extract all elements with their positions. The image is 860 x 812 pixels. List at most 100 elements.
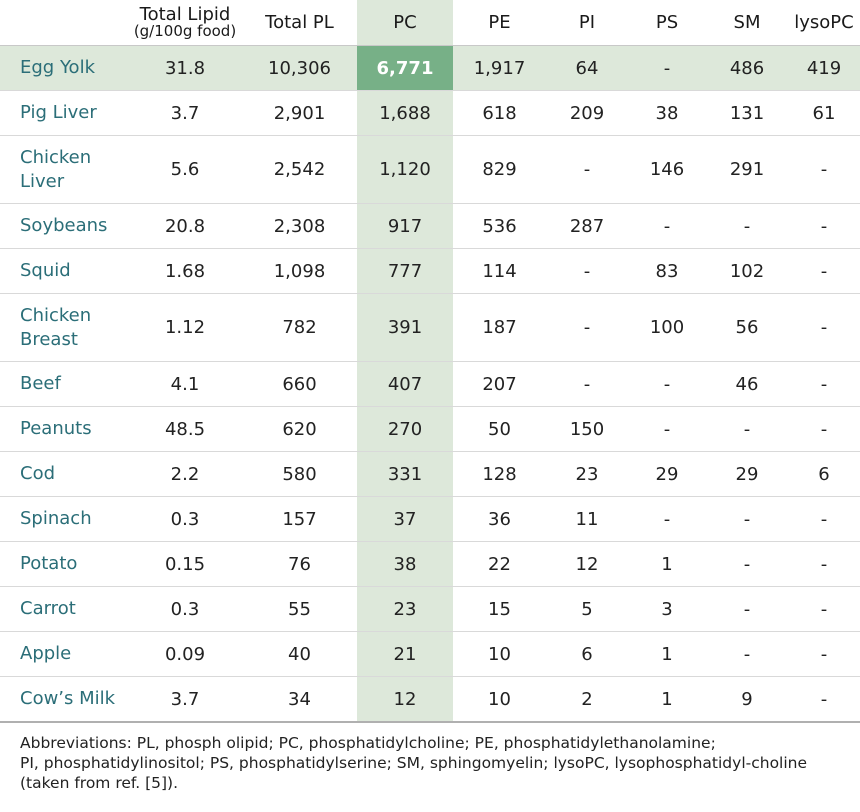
cell-total-lipid: 2.2 <box>128 451 242 497</box>
cell-pe: 829 <box>453 135 546 204</box>
table-row: Beef 4.1 660 407 207 - - 46 - <box>0 361 860 407</box>
food-name: Cod <box>0 451 128 497</box>
cell-total-lipid: 3.7 <box>128 90 242 136</box>
cell-ps: - <box>628 361 706 407</box>
cell-pc: 12 <box>357 676 453 723</box>
cell-total-pl: 1,098 <box>242 248 357 294</box>
cell-sm: 102 <box>706 248 788 294</box>
cell-sm: - <box>706 586 788 632</box>
cell-pe: 207 <box>453 361 546 407</box>
cell-pc: 38 <box>357 541 453 587</box>
food-name: Chicken Liver <box>0 135 128 204</box>
cell-pe: 114 <box>453 248 546 294</box>
cell-ps: 1 <box>628 541 706 587</box>
cell-pe: 36 <box>453 496 546 542</box>
cell-sm: - <box>706 541 788 587</box>
table-row: Chicken Breast 1.12 782 391 187 - 100 56… <box>0 293 860 362</box>
cell-ps: 83 <box>628 248 706 294</box>
cell-pe: 128 <box>453 451 546 497</box>
food-name: Beef <box>0 361 128 407</box>
cell-pe: 22 <box>453 541 546 587</box>
food-name: Pig Liver <box>0 90 128 136</box>
table-row: Peanuts 48.5 620 270 50 150 - - - <box>0 406 860 452</box>
food-name: Cow’s Milk <box>0 676 128 723</box>
food-name: Chicken Breast <box>0 293 128 362</box>
table-row: Squid 1.68 1,098 777 114 - 83 102 - <box>0 248 860 294</box>
cell-lysopc: - <box>788 676 860 723</box>
food-name: Apple <box>0 631 128 677</box>
cell-pi: 2 <box>546 676 628 723</box>
cell-lysopc: - <box>788 541 860 587</box>
cell-pi: - <box>546 293 628 362</box>
cell-pi: 287 <box>546 203 628 249</box>
cell-pc: 407 <box>357 361 453 407</box>
table-row: Soybeans 20.8 2,308 917 536 287 - - - <box>0 203 860 249</box>
cell-ps: 38 <box>628 90 706 136</box>
cell-total-lipid: 0.15 <box>128 541 242 587</box>
cell-sm: 56 <box>706 293 788 362</box>
cell-total-lipid: 48.5 <box>128 406 242 452</box>
cell-ps: 3 <box>628 586 706 632</box>
cell-total-pl: 2,901 <box>242 90 357 136</box>
cell-total-lipid: 0.09 <box>128 631 242 677</box>
food-name: Soybeans <box>0 203 128 249</box>
cell-pc: 6,771 <box>357 45 453 91</box>
cell-total-lipid: 3.7 <box>128 676 242 723</box>
cell-sm: - <box>706 406 788 452</box>
footnote-line2: PI, phosphatidylinositol; PS, phosphatid… <box>20 754 808 772</box>
cell-sm: 291 <box>706 135 788 204</box>
cell-lysopc: - <box>788 406 860 452</box>
food-name-line1: Chicken <box>20 304 92 326</box>
food-name: Spinach <box>0 496 128 542</box>
food-name: Egg Yolk <box>0 45 128 91</box>
cell-pi: - <box>546 135 628 204</box>
cell-total-pl: 157 <box>242 496 357 542</box>
cell-pc: 21 <box>357 631 453 677</box>
cell-total-lipid: 4.1 <box>128 361 242 407</box>
header-total-lipid-unit: (g/100g food) <box>133 21 237 40</box>
cell-lysopc: - <box>788 586 860 632</box>
food-name: Peanuts <box>0 406 128 452</box>
footnote-line3: (taken from ref. [5]). <box>20 774 179 792</box>
cell-lysopc: 61 <box>788 90 860 136</box>
cell-ps: 146 <box>628 135 706 204</box>
cell-pc: 777 <box>357 248 453 294</box>
table-row: Cod 2.2 580 331 128 23 29 29 6 <box>0 451 860 497</box>
phospholipid-table: Total Lipid (g/100g food) Total PL PC PE… <box>0 0 860 723</box>
header-ps: PS <box>628 0 706 46</box>
cell-pi: 12 <box>546 541 628 587</box>
header-total-lipid-title: Total Lipid <box>139 3 231 25</box>
cell-lysopc: - <box>788 496 860 542</box>
cell-sm: 486 <box>706 45 788 91</box>
table-row: Spinach 0.3 157 37 36 11 - - - <box>0 496 860 542</box>
cell-pc: 331 <box>357 451 453 497</box>
cell-ps: - <box>628 45 706 91</box>
cell-total-lipid: 20.8 <box>128 203 242 249</box>
cell-pi: 150 <box>546 406 628 452</box>
cell-pi: - <box>546 361 628 407</box>
cell-lysopc: - <box>788 203 860 249</box>
cell-pe: 50 <box>453 406 546 452</box>
cell-pc: 270 <box>357 406 453 452</box>
cell-total-pl: 580 <box>242 451 357 497</box>
cell-total-pl: 76 <box>242 541 357 587</box>
cell-ps: 1 <box>628 676 706 723</box>
cell-total-pl: 782 <box>242 293 357 362</box>
header-food <box>0 0 128 46</box>
header-total-pl: Total PL <box>242 0 357 46</box>
cell-pi: - <box>546 248 628 294</box>
cell-pi: 64 <box>546 45 628 91</box>
cell-total-lipid: 0.3 <box>128 496 242 542</box>
cell-total-lipid: 1.12 <box>128 293 242 362</box>
cell-pe: 10 <box>453 631 546 677</box>
cell-ps: 100 <box>628 293 706 362</box>
cell-pc: 37 <box>357 496 453 542</box>
cell-lysopc: - <box>788 135 860 204</box>
food-name-line2: Breast <box>20 328 78 350</box>
cell-pi: 209 <box>546 90 628 136</box>
food-name: Potato <box>0 541 128 587</box>
cell-total-lipid: 5.6 <box>128 135 242 204</box>
cell-total-pl: 34 <box>242 676 357 723</box>
cell-pi: 6 <box>546 631 628 677</box>
cell-lysopc: - <box>788 293 860 362</box>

# Set exercise
Rewrite the entire listing above with every occurrence of "cell-pe" changed to "cell-phosphatidylethanolamine" and everything else left as it is. Omit the picture from your answer.

# The reply
extract all elements with their positions. The image is 860 x 812 pixels. List at most 100 elements.
cell-total-lipid: 2.2 <box>128 451 242 497</box>
cell-phosphatidylethanolamine: 829 <box>453 135 546 204</box>
table-row: Beef 4.1 660 407 207 - - 46 - <box>0 361 860 407</box>
food-name: Cod <box>0 451 128 497</box>
cell-total-lipid: 3.7 <box>128 90 242 136</box>
cell-ps: - <box>628 361 706 407</box>
cell-pc: 12 <box>357 676 453 723</box>
cell-total-pl: 1,098 <box>242 248 357 294</box>
cell-sm: 102 <box>706 248 788 294</box>
cell-sm: - <box>706 586 788 632</box>
cell-phosphatidylethanolamine: 207 <box>453 361 546 407</box>
cell-pc: 38 <box>357 541 453 587</box>
food-name: Chicken Liver <box>0 135 128 204</box>
cell-phosphatidylethanolamine: 114 <box>453 248 546 294</box>
cell-ps: 1 <box>628 541 706 587</box>
cell-phosphatidylethanolamine: 36 <box>453 496 546 542</box>
cell-sm: - <box>706 541 788 587</box>
table-row: Chicken Breast 1.12 782 391 187 - 100 56… <box>0 293 860 362</box>
cell-ps: 83 <box>628 248 706 294</box>
cell-phosphatidylethanolamine: 128 <box>453 451 546 497</box>
food-name: Beef <box>0 361 128 407</box>
cell-phosphatidylethanolamine: 22 <box>453 541 546 587</box>
food-name: Pig Liver <box>0 90 128 136</box>
table-row: Peanuts 48.5 620 270 50 150 - - - <box>0 406 860 452</box>
food-name: Cow’s Milk <box>0 676 128 723</box>
food-name: Chicken Breast <box>0 293 128 362</box>
table-row: Squid 1.68 1,098 777 114 - 83 102 - <box>0 248 860 294</box>
cell-lysopc: - <box>788 676 860 723</box>
food-name: Apple <box>0 631 128 677</box>
cell-pi: 2 <box>546 676 628 723</box>
cell-lysopc: - <box>788 541 860 587</box>
cell-pi: - <box>546 293 628 362</box>
cell-pi: 287 <box>546 203 628 249</box>
cell-pc: 407 <box>357 361 453 407</box>
table-row: Soybeans 20.8 2,308 917 536 287 - - - <box>0 203 860 249</box>
cell-ps: 38 <box>628 90 706 136</box>
cell-total-lipid: 0.15 <box>128 541 242 587</box>
cell-sm: 56 <box>706 293 788 362</box>
cell-total-lipid: 48.5 <box>128 406 242 452</box>
cell-ps: 3 <box>628 586 706 632</box>
cell-total-pl: 2,901 <box>242 90 357 136</box>
cell-total-lipid: 0.09 <box>128 631 242 677</box>
food-name: Soybeans <box>0 203 128 249</box>
cell-pc: 6,771 <box>357 45 453 91</box>
cell-total-lipid: 3.7 <box>128 676 242 723</box>
cell-sm: - <box>706 406 788 452</box>
footnote-line2: PI, phosphatidylinositol; PS, phosphatid… <box>20 754 808 772</box>
cell-sm: 291 <box>706 135 788 204</box>
cell-lysopc: - <box>788 406 860 452</box>
food-name-line1: Chicken <box>20 304 92 326</box>
food-name: Spinach <box>0 496 128 542</box>
food-name: Egg Yolk <box>0 45 128 91</box>
cell-pi: - <box>546 135 628 204</box>
cell-total-pl: 157 <box>242 496 357 542</box>
cell-pc: 21 <box>357 631 453 677</box>
cell-total-lipid: 4.1 <box>128 361 242 407</box>
header-total-lipid-unit: (g/100g food) <box>133 21 237 40</box>
cell-lysopc: - <box>788 586 860 632</box>
food-name: Peanuts <box>0 406 128 452</box>
footnote-line3: (taken from ref. [5]). <box>20 774 179 792</box>
cell-lysopc: 61 <box>788 90 860 136</box>
cell-ps: 146 <box>628 135 706 204</box>
cell-pc: 777 <box>357 248 453 294</box>
table-row: Cod 2.2 580 331 128 23 29 29 6 <box>0 451 860 497</box>
phospholipid-table: Total Lipid (g/100g food) Total PL PC PE… <box>0 0 860 723</box>
header-ps: PS <box>628 0 706 46</box>
cell-pi: 12 <box>546 541 628 587</box>
header-total-lipid-title: Total Lipid <box>139 3 231 25</box>
cell-lysopc: - <box>788 496 860 542</box>
cell-sm: 486 <box>706 45 788 91</box>
table-row: Spinach 0.3 157 37 36 11 - - - <box>0 496 860 542</box>
cell-pc: 331 <box>357 451 453 497</box>
cell-ps: - <box>628 45 706 91</box>
cell-total-lipid: 20.8 <box>128 203 242 249</box>
cell-pi: 150 <box>546 406 628 452</box>
cell-pi: - <box>546 361 628 407</box>
cell-lysopc: - <box>788 203 860 249</box>
cell-phosphatidylethanolamine: 50 <box>453 406 546 452</box>
cell-pc: 270 <box>357 406 453 452</box>
cell-total-pl: 580 <box>242 451 357 497</box>
cell-total-pl: 76 <box>242 541 357 587</box>
cell-ps: 1 <box>628 676 706 723</box>
cell-total-pl: 782 <box>242 293 357 362</box>
header-food <box>0 0 128 46</box>
header-total-pl: Total PL <box>242 0 357 46</box>
cell-pi: - <box>546 248 628 294</box>
cell-pi: 64 <box>546 45 628 91</box>
cell-total-lipid: 0.3 <box>128 496 242 542</box>
cell-total-lipid: 1.12 <box>128 293 242 362</box>
cell-phosphatidylethanolamine: 10 <box>453 631 546 677</box>
cell-ps: 100 <box>628 293 706 362</box>
cell-pc: 37 <box>357 496 453 542</box>
cell-lysopc: - <box>788 135 860 204</box>
food-name-line2: Breast <box>20 328 78 350</box>
cell-pi: 209 <box>546 90 628 136</box>
food-name: Potato <box>0 541 128 587</box>
cell-total-lipid: 5.6 <box>128 135 242 204</box>
cell-total-pl: 34 <box>242 676 357 723</box>
cell-pi: 6 <box>546 631 628 677</box>
cell-lysopc: - <box>788 293 860 362</box>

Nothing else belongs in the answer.